Records |
+===+
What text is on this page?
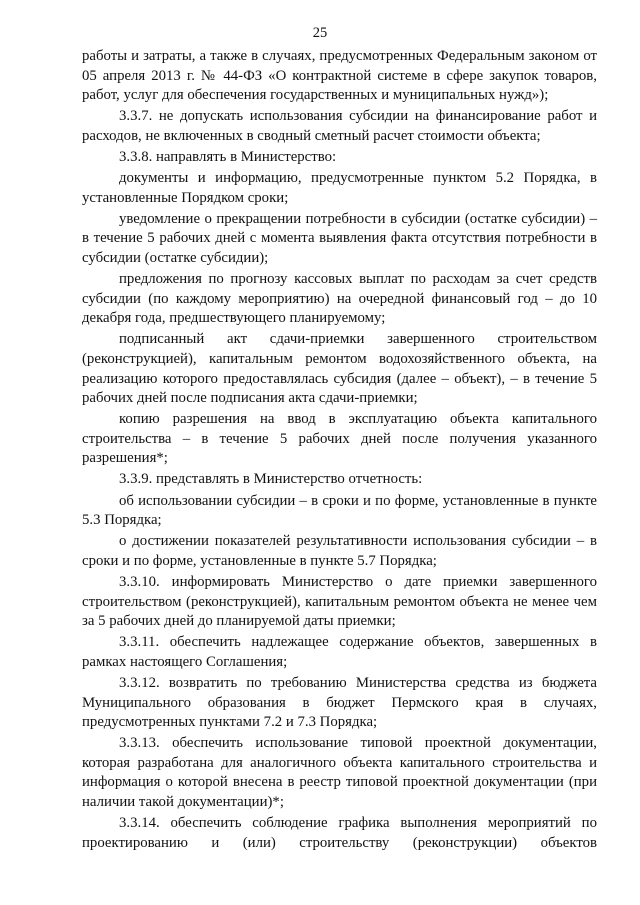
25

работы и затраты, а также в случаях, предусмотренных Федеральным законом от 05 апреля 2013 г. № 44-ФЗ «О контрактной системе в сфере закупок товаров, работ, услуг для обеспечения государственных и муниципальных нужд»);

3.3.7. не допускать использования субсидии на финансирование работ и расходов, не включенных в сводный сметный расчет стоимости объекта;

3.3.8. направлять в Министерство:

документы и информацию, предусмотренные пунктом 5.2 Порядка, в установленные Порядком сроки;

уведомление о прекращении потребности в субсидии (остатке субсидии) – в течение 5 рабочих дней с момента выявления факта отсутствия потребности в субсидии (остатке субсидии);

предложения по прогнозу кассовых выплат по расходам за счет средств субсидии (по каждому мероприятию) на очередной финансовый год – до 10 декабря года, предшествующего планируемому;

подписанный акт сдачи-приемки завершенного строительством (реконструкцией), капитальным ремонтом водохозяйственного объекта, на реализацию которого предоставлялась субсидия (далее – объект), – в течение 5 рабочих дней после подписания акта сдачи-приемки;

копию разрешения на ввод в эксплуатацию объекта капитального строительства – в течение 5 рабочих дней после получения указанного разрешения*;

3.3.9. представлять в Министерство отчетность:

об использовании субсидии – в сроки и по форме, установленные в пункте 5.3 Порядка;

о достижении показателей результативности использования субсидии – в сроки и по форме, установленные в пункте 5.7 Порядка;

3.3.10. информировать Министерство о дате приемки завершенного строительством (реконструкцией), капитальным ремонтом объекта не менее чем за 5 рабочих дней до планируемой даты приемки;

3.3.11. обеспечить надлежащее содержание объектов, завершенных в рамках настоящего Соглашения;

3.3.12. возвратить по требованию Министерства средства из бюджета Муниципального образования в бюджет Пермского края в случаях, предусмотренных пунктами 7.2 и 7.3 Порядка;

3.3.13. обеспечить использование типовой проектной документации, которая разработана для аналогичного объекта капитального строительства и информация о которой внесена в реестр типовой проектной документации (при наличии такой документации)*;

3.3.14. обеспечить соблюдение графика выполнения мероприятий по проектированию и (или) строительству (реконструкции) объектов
+===+
Job |
Which lines above contain "установленные"? Show each of them.

Complete response |
документы и информацию, предусмотренные пунктом 5.2 Порядка, в установленные Порядком сроки;
об использовании субсидии – в сроки и по форме, установленные в пункте 5.3 Порядка;
о достижении показателей результативности использования субсидии – в сроки и по форме, установленные в пункте 5.7 Порядка;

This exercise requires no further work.